Stored data:
# # #

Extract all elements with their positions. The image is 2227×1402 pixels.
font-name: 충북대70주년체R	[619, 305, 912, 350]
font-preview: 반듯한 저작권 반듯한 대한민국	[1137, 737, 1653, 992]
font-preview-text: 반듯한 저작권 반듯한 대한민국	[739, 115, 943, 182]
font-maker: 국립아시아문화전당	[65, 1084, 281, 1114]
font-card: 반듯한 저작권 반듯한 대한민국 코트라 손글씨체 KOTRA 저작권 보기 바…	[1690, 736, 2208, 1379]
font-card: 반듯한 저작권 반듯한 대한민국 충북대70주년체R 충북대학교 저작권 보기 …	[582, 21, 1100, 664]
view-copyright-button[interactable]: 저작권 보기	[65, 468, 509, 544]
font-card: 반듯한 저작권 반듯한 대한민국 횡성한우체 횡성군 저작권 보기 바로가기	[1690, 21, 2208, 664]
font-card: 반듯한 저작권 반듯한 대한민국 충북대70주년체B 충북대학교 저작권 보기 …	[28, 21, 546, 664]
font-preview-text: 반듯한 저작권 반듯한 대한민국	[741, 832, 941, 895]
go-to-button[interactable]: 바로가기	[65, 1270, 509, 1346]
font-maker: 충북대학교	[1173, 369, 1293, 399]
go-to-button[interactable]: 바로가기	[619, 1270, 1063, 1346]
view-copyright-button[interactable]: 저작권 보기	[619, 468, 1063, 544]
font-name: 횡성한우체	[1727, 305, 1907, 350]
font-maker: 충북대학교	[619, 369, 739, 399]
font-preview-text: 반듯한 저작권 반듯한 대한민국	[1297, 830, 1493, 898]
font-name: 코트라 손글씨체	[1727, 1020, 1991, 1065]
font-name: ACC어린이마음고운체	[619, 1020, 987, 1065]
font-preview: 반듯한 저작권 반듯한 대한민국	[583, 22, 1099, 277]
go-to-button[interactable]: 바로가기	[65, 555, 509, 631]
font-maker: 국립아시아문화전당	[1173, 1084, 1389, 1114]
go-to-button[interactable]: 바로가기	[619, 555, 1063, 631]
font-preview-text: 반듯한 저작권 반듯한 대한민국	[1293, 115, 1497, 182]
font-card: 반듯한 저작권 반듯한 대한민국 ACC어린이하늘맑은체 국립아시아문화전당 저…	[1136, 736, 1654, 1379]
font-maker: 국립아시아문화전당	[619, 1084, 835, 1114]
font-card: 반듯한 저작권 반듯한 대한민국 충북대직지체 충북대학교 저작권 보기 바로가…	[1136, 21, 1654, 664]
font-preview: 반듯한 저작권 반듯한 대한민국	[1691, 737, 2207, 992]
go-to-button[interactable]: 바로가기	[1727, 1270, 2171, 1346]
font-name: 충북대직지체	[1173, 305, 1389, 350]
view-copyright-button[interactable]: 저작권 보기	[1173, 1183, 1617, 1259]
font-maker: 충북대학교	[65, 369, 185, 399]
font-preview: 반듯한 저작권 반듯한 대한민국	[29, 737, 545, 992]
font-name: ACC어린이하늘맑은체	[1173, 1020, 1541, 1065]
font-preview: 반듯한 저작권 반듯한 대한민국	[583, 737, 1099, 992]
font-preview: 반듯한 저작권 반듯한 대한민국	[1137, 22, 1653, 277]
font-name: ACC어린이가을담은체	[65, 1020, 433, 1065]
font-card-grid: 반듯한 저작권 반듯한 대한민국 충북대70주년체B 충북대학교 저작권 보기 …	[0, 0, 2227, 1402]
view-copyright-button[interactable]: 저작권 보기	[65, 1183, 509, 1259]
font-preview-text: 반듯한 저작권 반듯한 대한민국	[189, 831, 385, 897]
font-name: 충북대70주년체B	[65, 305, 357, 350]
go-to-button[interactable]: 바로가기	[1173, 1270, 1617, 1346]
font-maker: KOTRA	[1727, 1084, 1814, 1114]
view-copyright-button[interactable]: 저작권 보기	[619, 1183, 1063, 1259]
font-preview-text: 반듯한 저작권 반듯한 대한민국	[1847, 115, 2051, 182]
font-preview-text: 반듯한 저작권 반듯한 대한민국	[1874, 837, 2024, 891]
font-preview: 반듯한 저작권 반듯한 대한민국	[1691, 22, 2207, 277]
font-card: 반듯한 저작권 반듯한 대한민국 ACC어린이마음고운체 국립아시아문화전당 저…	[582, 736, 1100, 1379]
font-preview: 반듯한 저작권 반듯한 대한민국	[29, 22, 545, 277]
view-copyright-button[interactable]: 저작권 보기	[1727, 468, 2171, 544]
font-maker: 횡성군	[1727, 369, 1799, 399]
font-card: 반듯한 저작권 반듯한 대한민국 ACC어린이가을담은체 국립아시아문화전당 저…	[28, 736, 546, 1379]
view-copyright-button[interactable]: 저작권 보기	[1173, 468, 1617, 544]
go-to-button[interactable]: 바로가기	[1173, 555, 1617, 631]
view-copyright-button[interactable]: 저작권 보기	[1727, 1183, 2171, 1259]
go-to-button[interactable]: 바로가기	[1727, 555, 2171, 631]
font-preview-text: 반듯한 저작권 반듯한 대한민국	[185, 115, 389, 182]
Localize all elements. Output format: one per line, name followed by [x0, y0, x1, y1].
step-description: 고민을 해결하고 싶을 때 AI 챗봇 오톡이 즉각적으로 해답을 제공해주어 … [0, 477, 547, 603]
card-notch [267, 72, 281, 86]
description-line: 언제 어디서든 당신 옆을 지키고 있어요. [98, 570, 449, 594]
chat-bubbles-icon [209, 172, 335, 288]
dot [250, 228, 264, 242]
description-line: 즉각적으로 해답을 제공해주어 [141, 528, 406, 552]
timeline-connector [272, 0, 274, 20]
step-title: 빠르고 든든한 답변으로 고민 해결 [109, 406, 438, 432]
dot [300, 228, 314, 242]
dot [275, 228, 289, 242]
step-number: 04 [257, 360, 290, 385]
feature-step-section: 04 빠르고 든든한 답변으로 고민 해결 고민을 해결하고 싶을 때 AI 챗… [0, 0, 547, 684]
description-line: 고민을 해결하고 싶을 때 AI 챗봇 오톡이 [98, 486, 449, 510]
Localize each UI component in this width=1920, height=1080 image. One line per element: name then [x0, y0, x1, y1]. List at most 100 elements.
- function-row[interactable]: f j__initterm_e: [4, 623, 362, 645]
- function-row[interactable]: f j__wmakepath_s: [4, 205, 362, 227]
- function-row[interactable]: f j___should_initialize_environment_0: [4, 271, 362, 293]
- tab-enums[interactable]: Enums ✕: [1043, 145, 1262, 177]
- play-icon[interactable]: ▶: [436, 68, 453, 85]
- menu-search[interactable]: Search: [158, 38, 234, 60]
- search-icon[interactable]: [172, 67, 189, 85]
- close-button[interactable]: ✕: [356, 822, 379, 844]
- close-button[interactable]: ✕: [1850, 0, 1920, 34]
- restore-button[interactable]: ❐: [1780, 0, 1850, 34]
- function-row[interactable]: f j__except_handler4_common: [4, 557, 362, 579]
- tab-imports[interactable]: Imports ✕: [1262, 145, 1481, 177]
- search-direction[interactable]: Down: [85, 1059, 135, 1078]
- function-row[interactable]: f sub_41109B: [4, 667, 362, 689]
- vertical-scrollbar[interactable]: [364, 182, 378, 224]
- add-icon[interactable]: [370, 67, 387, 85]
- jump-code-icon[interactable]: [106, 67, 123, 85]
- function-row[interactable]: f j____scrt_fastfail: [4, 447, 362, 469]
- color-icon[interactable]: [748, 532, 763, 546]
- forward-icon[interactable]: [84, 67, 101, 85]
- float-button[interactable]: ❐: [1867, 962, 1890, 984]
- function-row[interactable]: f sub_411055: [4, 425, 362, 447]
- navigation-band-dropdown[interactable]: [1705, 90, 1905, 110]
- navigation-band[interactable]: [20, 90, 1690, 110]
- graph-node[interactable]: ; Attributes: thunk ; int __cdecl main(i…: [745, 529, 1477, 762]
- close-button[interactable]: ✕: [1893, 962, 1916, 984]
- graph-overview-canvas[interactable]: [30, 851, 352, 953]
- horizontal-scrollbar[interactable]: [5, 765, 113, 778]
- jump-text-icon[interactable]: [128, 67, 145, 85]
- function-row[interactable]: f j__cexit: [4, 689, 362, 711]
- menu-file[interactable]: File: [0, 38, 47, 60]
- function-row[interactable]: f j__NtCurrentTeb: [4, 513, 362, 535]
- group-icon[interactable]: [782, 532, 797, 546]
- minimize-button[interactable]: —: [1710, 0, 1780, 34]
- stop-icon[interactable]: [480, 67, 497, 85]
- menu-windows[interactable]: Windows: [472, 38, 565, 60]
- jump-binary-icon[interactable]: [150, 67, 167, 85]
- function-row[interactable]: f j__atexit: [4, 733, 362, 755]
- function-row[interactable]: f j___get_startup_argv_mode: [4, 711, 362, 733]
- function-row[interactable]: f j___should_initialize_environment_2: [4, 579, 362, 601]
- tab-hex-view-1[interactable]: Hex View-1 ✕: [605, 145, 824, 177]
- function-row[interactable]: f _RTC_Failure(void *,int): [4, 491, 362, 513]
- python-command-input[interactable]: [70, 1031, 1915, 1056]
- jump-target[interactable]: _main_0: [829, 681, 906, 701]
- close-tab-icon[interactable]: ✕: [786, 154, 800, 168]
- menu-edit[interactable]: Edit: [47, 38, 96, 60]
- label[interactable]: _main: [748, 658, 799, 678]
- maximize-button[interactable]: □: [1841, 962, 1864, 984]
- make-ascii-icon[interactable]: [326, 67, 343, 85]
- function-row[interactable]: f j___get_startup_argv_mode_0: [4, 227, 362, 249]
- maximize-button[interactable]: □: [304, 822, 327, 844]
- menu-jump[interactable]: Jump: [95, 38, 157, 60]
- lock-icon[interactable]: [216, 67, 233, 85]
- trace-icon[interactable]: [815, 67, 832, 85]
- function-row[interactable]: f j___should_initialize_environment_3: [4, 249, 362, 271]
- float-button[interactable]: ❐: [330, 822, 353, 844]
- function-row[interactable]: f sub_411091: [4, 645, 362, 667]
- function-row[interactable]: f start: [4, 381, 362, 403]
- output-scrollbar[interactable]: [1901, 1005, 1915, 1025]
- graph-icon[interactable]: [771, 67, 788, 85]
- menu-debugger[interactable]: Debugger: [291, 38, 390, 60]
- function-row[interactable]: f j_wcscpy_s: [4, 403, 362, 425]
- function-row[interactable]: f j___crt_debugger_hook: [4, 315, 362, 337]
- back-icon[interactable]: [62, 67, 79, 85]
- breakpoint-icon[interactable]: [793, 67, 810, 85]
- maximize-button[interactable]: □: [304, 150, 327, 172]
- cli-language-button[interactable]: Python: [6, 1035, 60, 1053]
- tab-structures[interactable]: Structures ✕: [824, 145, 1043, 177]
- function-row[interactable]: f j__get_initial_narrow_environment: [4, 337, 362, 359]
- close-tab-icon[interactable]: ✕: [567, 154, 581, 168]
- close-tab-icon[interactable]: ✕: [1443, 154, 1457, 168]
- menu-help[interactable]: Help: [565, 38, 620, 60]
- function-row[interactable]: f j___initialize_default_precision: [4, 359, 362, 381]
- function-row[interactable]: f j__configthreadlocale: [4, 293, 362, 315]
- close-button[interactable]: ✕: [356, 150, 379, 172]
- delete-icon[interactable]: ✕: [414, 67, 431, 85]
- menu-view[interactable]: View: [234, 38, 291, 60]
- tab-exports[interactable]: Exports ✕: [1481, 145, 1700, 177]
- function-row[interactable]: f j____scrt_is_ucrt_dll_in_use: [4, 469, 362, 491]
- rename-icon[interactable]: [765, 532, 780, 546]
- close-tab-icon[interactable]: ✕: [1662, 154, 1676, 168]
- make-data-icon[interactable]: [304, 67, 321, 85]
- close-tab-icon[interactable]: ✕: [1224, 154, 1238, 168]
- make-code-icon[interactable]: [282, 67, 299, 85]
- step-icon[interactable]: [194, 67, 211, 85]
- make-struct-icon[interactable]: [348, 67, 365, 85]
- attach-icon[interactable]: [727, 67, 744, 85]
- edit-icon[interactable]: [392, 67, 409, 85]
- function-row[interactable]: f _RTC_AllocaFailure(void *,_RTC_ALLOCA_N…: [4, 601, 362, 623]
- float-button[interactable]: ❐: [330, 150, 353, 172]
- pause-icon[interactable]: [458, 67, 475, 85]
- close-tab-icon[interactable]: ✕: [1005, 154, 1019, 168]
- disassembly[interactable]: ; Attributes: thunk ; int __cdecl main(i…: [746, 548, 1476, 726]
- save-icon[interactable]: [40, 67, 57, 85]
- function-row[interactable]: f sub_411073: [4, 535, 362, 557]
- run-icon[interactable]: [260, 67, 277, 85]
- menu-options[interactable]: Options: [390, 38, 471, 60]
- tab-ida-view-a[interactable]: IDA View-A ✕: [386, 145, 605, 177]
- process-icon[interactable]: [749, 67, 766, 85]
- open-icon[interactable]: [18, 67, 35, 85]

# # #

- Task directions:
Can you render the lines from the start of the records through the line containing "font-card-grid: 반듯한 저작권" as a numbered list, including that line and skipping any blank lines?

- The solution:
1. Extract all elements with their positions. The image is 2227×1402 pixels.
2. font-name: 충북대70주년체R	[619, 305, 912, 350]
3. font-preview: 반듯한 저작권 반듯한 대한민국	[1137, 737, 1653, 992]
4. font-preview-text: 반듯한 저작권 반듯한 대한민국	[739, 115, 943, 182]
5. font-maker: 국립아시아문화전당	[65, 1084, 281, 1114]
6. font-card: 반듯한 저작권 반듯한 대한민국 코트라 손글씨체 KOTRA 저작권 보기 바…	[1690, 736, 2208, 1379]
7. font-card: 반듯한 저작권 반듯한 대한민국 충북대70주년체R 충북대학교 저작권 보기 …	[582, 21, 1100, 664]
8. view-copyright-button[interactable]: 저작권 보기	[65, 468, 509, 544]
9. font-card: 반듯한 저작권 반듯한 대한민국 횡성한우체 횡성군 저작권 보기 바로가기	[1690, 21, 2208, 664]
10. font-card: 반듯한 저작권 반듯한 대한민국 충북대70주년체B 충북대학교 저작권 보기 …	[28, 21, 546, 664]
11. font-preview-text: 반듯한 저작권 반듯한 대한민국	[741, 832, 941, 895]
12. go-to-button[interactable]: 바로가기	[65, 1270, 509, 1346]
13. font-maker: 충북대학교	[1173, 369, 1293, 399]
14. go-to-button[interactable]: 바로가기	[619, 1270, 1063, 1346]
15. view-copyright-button[interactable]: 저작권 보기	[619, 468, 1063, 544]
16. font-name: 횡성한우체	[1727, 305, 1907, 350]
17. font-maker: 충북대학교	[619, 369, 739, 399]
18. font-preview-text: 반듯한 저작권 반듯한 대한민국	[1297, 830, 1493, 898]
19. font-name: 코트라 손글씨체	[1727, 1020, 1991, 1065]
20. font-name: ACC어린이마음고운체	[619, 1020, 987, 1065]
21. font-preview: 반듯한 저작권 반듯한 대한민국	[583, 22, 1099, 277]
22. go-to-button[interactable]: 바로가기	[65, 555, 509, 631]
23. font-maker: 국립아시아문화전당	[1173, 1084, 1389, 1114]
24. go-to-button[interactable]: 바로가기	[619, 555, 1063, 631]
25. font-preview-text: 반듯한 저작권 반듯한 대한민국	[1293, 115, 1497, 182]
26. font-card: 반듯한 저작권 반듯한 대한민국 ACC어린이하늘맑은체 국립아시아문화전당 저…	[1136, 736, 1654, 1379]
27. font-maker: 국립아시아문화전당	[619, 1084, 835, 1114]
28. font-card: 반듯한 저작권 반듯한 대한민국 충북대직지체 충북대학교 저작권 보기 바로가…	[1136, 21, 1654, 664]
29. font-preview: 반듯한 저작권 반듯한 대한민국	[1691, 737, 2207, 992]
30. go-to-button[interactable]: 바로가기	[1727, 1270, 2171, 1346]
31. font-name: 충북대직지체	[1173, 305, 1389, 350]
32. view-copyright-button[interactable]: 저작권 보기	[1173, 1183, 1617, 1259]
33. font-maker: 충북대학교	[65, 369, 185, 399]
34. font-preview: 반듯한 저작권 반듯한 대한민국	[29, 737, 545, 992]
35. font-name: ACC어린이하늘맑은체	[1173, 1020, 1541, 1065]
36. font-preview: 반듯한 저작권 반듯한 대한민국	[583, 737, 1099, 992]
37. font-preview: 반듯한 저작권 반듯한 대한민국	[1137, 22, 1653, 277]
38. font-name: ACC어린이가을담은체	[65, 1020, 433, 1065]
39. font-card-grid: 반듯한 저작권 반듯한 대한민국 충북대70주년체B 충북대학교 저작권 보기 …	[0, 0, 2227, 1402]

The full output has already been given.